● **STATED TASK**: Quote verbatim everything from the first line of the entries below down to the line containing "- active-tab-indicator: [232, 24, 282, 26]", with both of those lines included.

== RECORDS SHOWN ==

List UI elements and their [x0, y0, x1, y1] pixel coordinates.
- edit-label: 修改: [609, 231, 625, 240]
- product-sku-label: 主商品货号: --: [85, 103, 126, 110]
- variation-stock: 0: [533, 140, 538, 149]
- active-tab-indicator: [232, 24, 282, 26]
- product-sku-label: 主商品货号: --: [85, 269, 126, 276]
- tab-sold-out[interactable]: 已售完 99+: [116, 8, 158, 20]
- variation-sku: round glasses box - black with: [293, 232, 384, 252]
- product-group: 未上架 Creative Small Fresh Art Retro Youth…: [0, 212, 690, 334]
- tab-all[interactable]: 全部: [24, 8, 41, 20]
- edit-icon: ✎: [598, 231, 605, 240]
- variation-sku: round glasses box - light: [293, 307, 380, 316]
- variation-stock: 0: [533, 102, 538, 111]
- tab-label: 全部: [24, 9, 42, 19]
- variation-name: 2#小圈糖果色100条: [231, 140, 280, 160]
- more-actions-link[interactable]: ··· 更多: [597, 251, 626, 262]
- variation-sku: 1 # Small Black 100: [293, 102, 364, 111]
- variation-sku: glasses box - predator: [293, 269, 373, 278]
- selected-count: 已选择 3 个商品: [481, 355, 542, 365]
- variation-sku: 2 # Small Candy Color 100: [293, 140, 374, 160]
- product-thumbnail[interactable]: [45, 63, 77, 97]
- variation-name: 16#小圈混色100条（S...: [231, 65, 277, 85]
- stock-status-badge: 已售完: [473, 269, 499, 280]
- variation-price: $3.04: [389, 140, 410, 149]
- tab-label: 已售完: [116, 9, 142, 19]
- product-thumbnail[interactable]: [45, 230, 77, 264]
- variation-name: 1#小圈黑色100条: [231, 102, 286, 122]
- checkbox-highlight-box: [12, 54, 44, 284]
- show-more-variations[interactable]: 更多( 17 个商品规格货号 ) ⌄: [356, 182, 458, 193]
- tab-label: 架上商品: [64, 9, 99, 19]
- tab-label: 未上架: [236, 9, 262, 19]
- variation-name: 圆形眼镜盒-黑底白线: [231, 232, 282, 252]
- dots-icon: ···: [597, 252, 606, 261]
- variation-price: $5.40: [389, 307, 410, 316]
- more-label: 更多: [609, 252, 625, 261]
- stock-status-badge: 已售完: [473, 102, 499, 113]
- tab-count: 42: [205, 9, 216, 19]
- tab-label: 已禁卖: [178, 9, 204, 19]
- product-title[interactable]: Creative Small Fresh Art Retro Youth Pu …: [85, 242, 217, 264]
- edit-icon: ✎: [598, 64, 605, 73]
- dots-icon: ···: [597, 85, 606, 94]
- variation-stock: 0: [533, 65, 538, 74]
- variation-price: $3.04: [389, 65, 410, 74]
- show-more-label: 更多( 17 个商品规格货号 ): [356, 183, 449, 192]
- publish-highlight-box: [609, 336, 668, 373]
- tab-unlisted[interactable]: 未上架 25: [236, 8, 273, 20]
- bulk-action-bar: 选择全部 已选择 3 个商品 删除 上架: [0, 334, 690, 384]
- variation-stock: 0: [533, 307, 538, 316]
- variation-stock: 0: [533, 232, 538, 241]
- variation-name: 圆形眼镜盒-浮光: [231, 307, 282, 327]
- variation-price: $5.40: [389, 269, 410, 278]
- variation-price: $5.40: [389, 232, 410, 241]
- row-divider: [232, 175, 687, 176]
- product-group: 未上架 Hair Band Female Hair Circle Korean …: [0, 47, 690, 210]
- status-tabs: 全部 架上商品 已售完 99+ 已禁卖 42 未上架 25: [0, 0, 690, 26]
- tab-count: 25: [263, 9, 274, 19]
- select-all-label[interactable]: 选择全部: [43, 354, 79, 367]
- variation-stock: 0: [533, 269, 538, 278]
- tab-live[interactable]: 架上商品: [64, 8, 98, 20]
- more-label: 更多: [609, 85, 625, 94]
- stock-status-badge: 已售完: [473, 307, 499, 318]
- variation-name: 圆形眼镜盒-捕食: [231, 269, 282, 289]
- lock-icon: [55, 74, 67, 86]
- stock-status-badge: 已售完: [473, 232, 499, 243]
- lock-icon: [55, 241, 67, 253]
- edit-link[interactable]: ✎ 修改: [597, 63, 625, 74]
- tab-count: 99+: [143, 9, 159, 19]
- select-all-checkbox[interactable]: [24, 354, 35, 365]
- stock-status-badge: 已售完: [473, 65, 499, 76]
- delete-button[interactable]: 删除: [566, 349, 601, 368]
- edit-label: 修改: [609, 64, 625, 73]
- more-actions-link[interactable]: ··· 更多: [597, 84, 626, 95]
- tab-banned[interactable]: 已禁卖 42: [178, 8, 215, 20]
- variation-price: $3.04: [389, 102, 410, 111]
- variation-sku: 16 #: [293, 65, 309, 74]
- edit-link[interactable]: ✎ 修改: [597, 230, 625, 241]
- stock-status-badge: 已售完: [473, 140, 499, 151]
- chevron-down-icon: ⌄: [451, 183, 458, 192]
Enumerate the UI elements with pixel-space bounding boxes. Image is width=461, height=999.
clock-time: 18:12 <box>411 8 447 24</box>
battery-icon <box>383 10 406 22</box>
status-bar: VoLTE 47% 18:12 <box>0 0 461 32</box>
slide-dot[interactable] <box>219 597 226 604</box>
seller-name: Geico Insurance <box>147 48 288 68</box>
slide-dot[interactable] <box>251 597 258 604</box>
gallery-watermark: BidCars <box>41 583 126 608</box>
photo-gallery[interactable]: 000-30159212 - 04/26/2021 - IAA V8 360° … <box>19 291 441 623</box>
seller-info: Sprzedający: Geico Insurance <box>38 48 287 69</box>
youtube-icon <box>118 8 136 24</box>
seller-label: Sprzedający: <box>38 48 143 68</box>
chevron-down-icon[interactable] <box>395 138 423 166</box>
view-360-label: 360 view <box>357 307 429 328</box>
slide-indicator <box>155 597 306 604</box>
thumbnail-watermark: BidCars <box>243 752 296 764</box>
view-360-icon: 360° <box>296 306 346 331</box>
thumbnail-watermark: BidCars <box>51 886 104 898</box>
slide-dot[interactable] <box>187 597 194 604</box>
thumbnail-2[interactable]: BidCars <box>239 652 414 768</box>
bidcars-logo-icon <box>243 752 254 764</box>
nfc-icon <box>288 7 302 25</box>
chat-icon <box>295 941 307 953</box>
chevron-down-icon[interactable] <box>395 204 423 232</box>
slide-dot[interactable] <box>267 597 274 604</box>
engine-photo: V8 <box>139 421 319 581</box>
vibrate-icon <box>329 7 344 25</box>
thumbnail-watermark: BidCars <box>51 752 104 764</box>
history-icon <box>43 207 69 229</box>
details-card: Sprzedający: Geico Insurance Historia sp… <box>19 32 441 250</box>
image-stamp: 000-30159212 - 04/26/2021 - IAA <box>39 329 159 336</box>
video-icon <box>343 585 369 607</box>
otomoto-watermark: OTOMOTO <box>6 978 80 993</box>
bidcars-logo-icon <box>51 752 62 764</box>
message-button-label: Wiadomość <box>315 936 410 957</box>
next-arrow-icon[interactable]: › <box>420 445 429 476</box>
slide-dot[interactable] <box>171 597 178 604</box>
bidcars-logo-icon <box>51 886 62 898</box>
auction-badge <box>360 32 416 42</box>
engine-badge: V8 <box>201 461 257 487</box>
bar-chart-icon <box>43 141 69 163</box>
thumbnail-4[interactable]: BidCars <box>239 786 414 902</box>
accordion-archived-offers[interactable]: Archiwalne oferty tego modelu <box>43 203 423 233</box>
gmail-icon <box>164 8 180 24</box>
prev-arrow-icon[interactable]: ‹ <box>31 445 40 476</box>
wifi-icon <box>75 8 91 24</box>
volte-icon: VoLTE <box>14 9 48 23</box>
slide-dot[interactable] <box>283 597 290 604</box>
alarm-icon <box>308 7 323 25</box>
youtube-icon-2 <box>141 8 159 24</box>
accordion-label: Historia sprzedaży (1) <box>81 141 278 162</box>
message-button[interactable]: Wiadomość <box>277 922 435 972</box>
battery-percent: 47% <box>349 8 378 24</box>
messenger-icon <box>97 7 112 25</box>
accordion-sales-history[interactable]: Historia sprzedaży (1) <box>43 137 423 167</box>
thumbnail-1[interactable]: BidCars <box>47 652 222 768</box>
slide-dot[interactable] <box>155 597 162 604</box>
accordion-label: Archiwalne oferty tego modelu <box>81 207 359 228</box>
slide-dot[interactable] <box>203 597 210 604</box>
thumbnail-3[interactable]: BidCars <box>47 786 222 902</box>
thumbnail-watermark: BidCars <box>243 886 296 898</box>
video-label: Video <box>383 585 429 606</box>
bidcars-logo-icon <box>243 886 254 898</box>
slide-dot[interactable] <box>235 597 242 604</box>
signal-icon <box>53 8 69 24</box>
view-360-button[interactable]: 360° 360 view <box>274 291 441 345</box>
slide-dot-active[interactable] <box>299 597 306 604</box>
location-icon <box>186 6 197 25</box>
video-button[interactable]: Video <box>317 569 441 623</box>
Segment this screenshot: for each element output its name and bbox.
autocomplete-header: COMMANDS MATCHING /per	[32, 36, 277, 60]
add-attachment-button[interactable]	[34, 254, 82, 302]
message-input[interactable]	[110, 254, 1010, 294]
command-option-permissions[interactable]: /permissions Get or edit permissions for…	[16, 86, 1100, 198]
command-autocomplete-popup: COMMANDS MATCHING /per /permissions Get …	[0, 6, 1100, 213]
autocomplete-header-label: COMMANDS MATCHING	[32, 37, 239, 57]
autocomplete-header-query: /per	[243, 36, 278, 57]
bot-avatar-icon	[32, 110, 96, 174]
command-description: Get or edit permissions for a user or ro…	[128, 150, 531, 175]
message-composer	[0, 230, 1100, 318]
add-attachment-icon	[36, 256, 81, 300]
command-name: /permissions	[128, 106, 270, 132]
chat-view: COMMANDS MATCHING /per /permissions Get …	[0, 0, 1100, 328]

===

● **TASK OUTPUT**:
List UI elements and their [x0, y0, x1, y1] pixel coordinates.
- edit-label: 修改: [609, 231, 625, 240]
- product-sku-label: 主商品货号: --: [85, 103, 126, 110]
- variation-stock: 0: [533, 140, 538, 149]
- active-tab-indicator: [232, 24, 282, 26]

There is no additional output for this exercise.